- _TO BE DONE_
For the listing below, give the count of lines containing the string "建设工程经竣工验收合格的" and nothing else.

-- Start DATA ROWS --

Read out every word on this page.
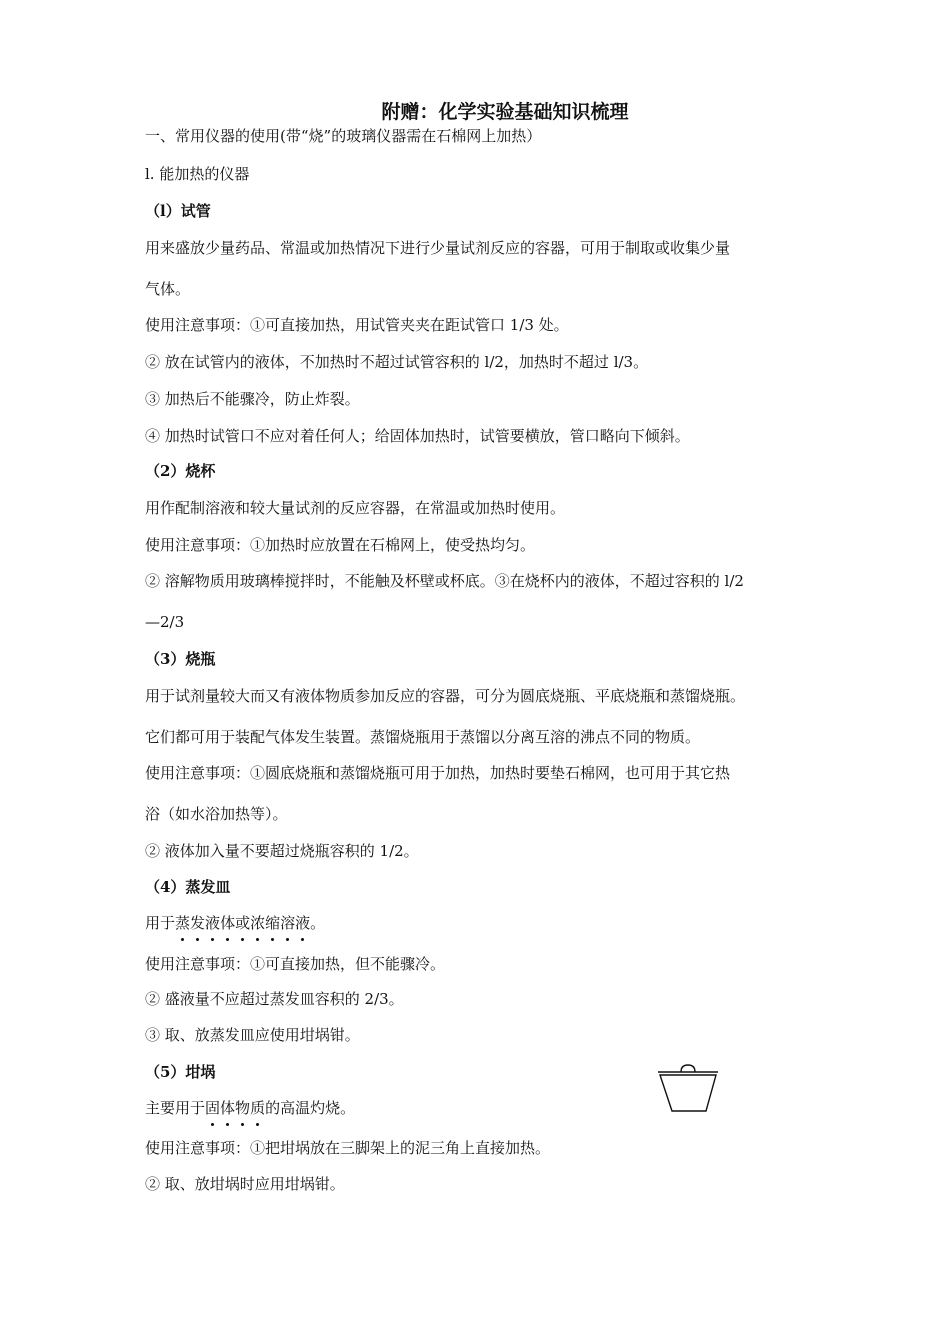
附赠：化学实验基础知识梳理
一、常用仪器的使用(带“烧”的玻璃仪器需在石棉网上加热）
l. 能加热的仪器
（l）试管
用来盛放少量药品、常温或加热情况下进行少量试剂反应的容器，可用于制取或收集少量
气体。
使用注意事项：①可直接加热，用试管夹夹在距试管口 1/3 处。
② 放在试管内的液体，不加热时不超过试管容积的 l/2，加热时不超过 l/3。
③ 加热后不能骤冷，防止炸裂。
④ 加热时试管口不应对着任何人；给固体加热时，试管要横放，管口略向下倾斜。
（2）烧杯
用作配制溶液和较大量试剂的反应容器，在常温或加热时使用。
使用注意事项：①加热时应放置在石棉网上，使受热均匀。
② 溶解物质用玻璃棒搅拌时，不能触及杯壁或杯底。③在烧杯内的液体，不超过容积的 l/2
—2/3
（3）烧瓶
用于试剂量较大而又有液体物质参加反应的容器，可分为圆底烧瓶、平底烧瓶和蒸馏烧瓶。
它们都可用于装配气体发生装置。蒸馏烧瓶用于蒸馏以分离互溶的沸点不同的物质。
使用注意事项：①圆底烧瓶和蒸馏烧瓶可用于加热，加热时要垫石棉网，也可用于其它热
浴（如水浴加热等）。
② 液体加入量不要超过烧瓶容积的 1/2。
（4）蒸发皿
用于蒸发液体或浓缩溶液。
使用注意事项：①可直接加热，但不能骤冷。
② 盛液量不应超过蒸发皿容积的 2/3。
③ 取、放蒸发皿应使用坩埚钳。
（5）坩埚
主要用于固体物质的高温灼烧。
使用注意事项：①把坩埚放在三脚架上的泥三角上直接加热。
② 取、放坩埚时应用坩埚钳。
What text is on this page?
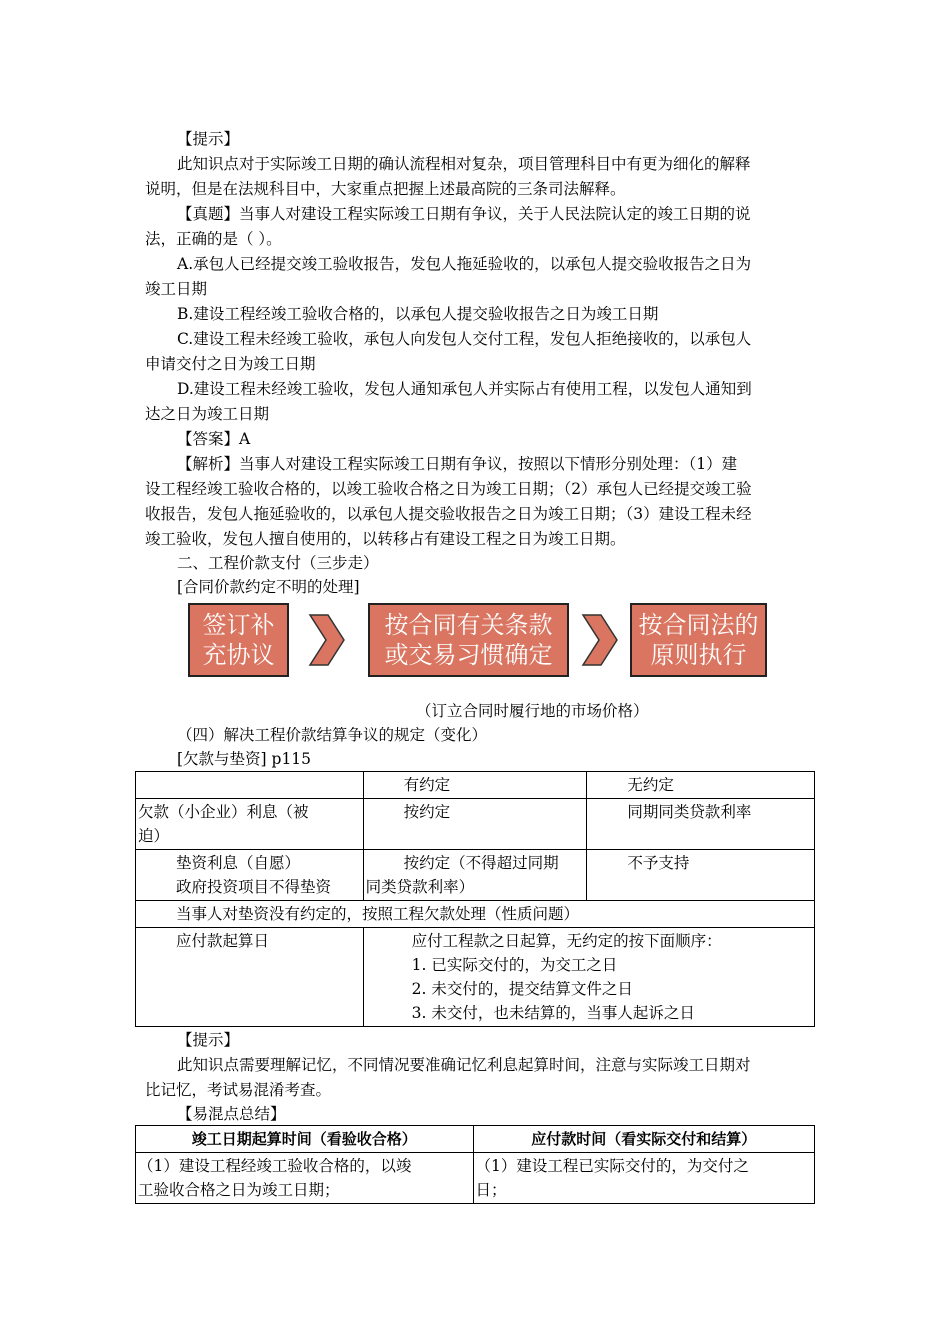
【提示】
此知识点对于实际竣工日期的确认流程相对复杂，项目管理科目中有更为细化的解释
说明，但是在法规科目中，大家重点把握上述最高院的三条司法解释。
【真题】当事人对建设工程实际竣工日期有争议，关于人民法院认定的竣工日期的说
法，正确的是（ ）。
A.承包人已经提交竣工验收报告，发包人拖延验收的，以承包人提交验收报告之日为
竣工日期
B.建设工程经竣工验收合格的，以承包人提交验收报告之日为竣工日期
C.建设工程未经竣工验收，承包人向发包人交付工程，发包人拒绝接收的，以承包人
申请交付之日为竣工日期
D.建设工程未经竣工验收，发包人通知承包人并实际占有使用工程，以发包人通知到
达之日为竣工日期
【答案】A
【解析】当事人对建设工程实际竣工日期有争议，按照以下情形分别处理：（1）建
设工程经竣工验收合格的，以竣工验收合格之日为竣工日期；（2）承包人已经提交竣工验
收报告，发包人拖延验收的，以承包人提交验收报告之日为竣工日期；（3）建设工程未经
竣工验收，发包人擅自使用的，以转移占有建设工程之日为竣工日期。
二、工程价款支付（三步走）
[合同价款约定不明的处理]
签订补
充协议
按合同有关条款
或交易习惯确定
按合同法的
原则执行
（订立合同时履行地的市场价格）
（四）解决工程价款结算争议的规定（变化）
[欠款与垫资] p115
	有约定	无约定
欠款（小企业）利息（被
迫）	按约定	同期同类贷款利率
垫资利息（自愿）
政府投资项目不得垫资	按约定（不得超过同期
同类贷款利率）	不予支持
当事人对垫资没有约定的，按照工程欠款处理（性质问题）		
应付款起算日	应付工程款之日起算，无约定的按下面顺序：
1. 已实际交付的，为交工之日
2. 未交付的，提交结算文件之日
3. 未交付，也未结算的，当事人起诉之日	
【提示】
此知识点需要理解记忆，不同情况要准确记忆利息起算时间，注意与实际竣工日期对
比记忆，考试易混淆考查。
【易混点总结】
竣工日期起算时间（看验收合格）	应付款时间（看实际交付和结算）
（1）建设工程经竣工验收合格的，以竣
工验收合格之日为竣工日期；	（1）建设工程已实际交付的，为交付之
日；
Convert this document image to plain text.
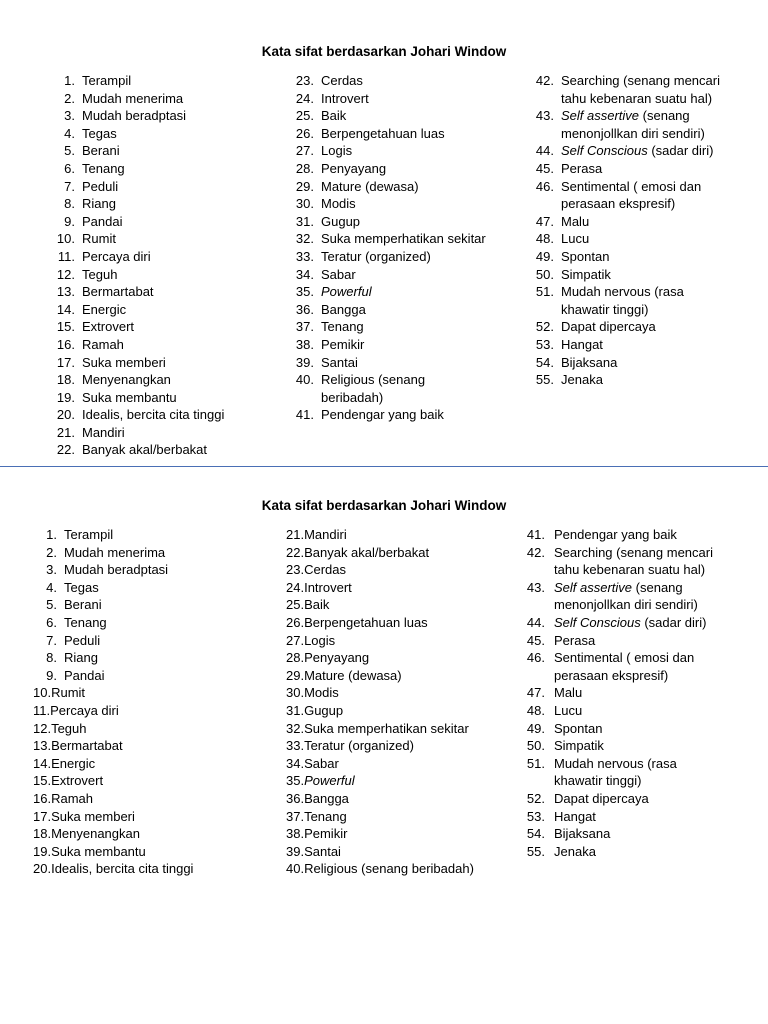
Kata sifat berdasarkan Johari Window
1. Terampil
2. Mudah menerima
3. Mudah beradptasi
4. Tegas
5. Berani
6. Tenang
7. Peduli
8. Riang
9. Pandai
10. Rumit
11. Percaya diri
12. Teguh
13. Bermartabat
14. Energic
15. Extrovert
16. Ramah
17. Suka memberi
18. Menyenangkan
19. Suka membantu
20. Idealis, bercita cita tinggi
21. Mandiri
22. Banyak akal/berbakat
23. Cerdas
24. Introvert
25. Baik
26. Berpengetahuan luas
27. Logis
28. Penyayang
29. Mature (dewasa)
30. Modis
31. Gugup
32. Suka memperhatikan sekitar
33. Teratur (organized)
34. Sabar
35. Powerful
36. Bangga
37. Tenang
38. Pemikir
39. Santai
40. Religious (senang beribadah)
41. Pendengar yang baik
42. Searching (senang mencari tahu kebenaran suatu hal)
43. Self assertive (senang menonjollkan diri sendiri)
44. Self Conscious (sadar diri)
45. Perasa
46. Sentimental ( emosi dan perasaan ekspresif)
47. Malu
48. Lucu
49. Spontan
50. Simpatik
51. Mudah nervous (rasa khawatir tinggi)
52. Dapat dipercaya
53. Hangat
54. Bijaksana
55. Jenaka
Kata sifat berdasarkan Johari Window
1. Terampil
2. Mudah menerima
3. Mudah beradptasi
4. Tegas
5. Berani
6. Tenang
7. Peduli
8. Riang
9. Pandai
10.Rumit
11.Percaya diri
12.Teguh
13.Bermartabat
14.Energic
15.Extrovert
16.Ramah
17.Suka memberi
18.Menyenangkan
19.Suka membantu
20.Idealis, bercita cita tinggi
21.Mandiri
22.Banyak akal/berbakat
23.Cerdas
24.Introvert
25.Baik
26.Berpengetahuan luas
27.Logis
28.Penyayang
29.Mature (dewasa)
30.Modis
31.Gugup
32.Suka memperhatikan sekitar
33.Teratur (organized)
34.Sabar
35.Powerful
36.Bangga
37.Tenang
38.Pemikir
39.Santai
40.Religious (senang beribadah)
41. Pendengar yang baik
42. Searching (senang mencari tahu kebenaran suatu hal)
43. Self assertive (senang menonjollkan diri sendiri)
44. Self Conscious (sadar diri)
45. Perasa
46. Sentimental ( emosi dan perasaan ekspresif)
47. Malu
48. Lucu
49. Spontan
50. Simpatik
51. Mudah nervous (rasa khawatir tinggi)
52. Dapat dipercaya
53. Hangat
54. Bijaksana
55. Jenaka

-- End DATA ROWS --

- _FULL RESPONSE_
2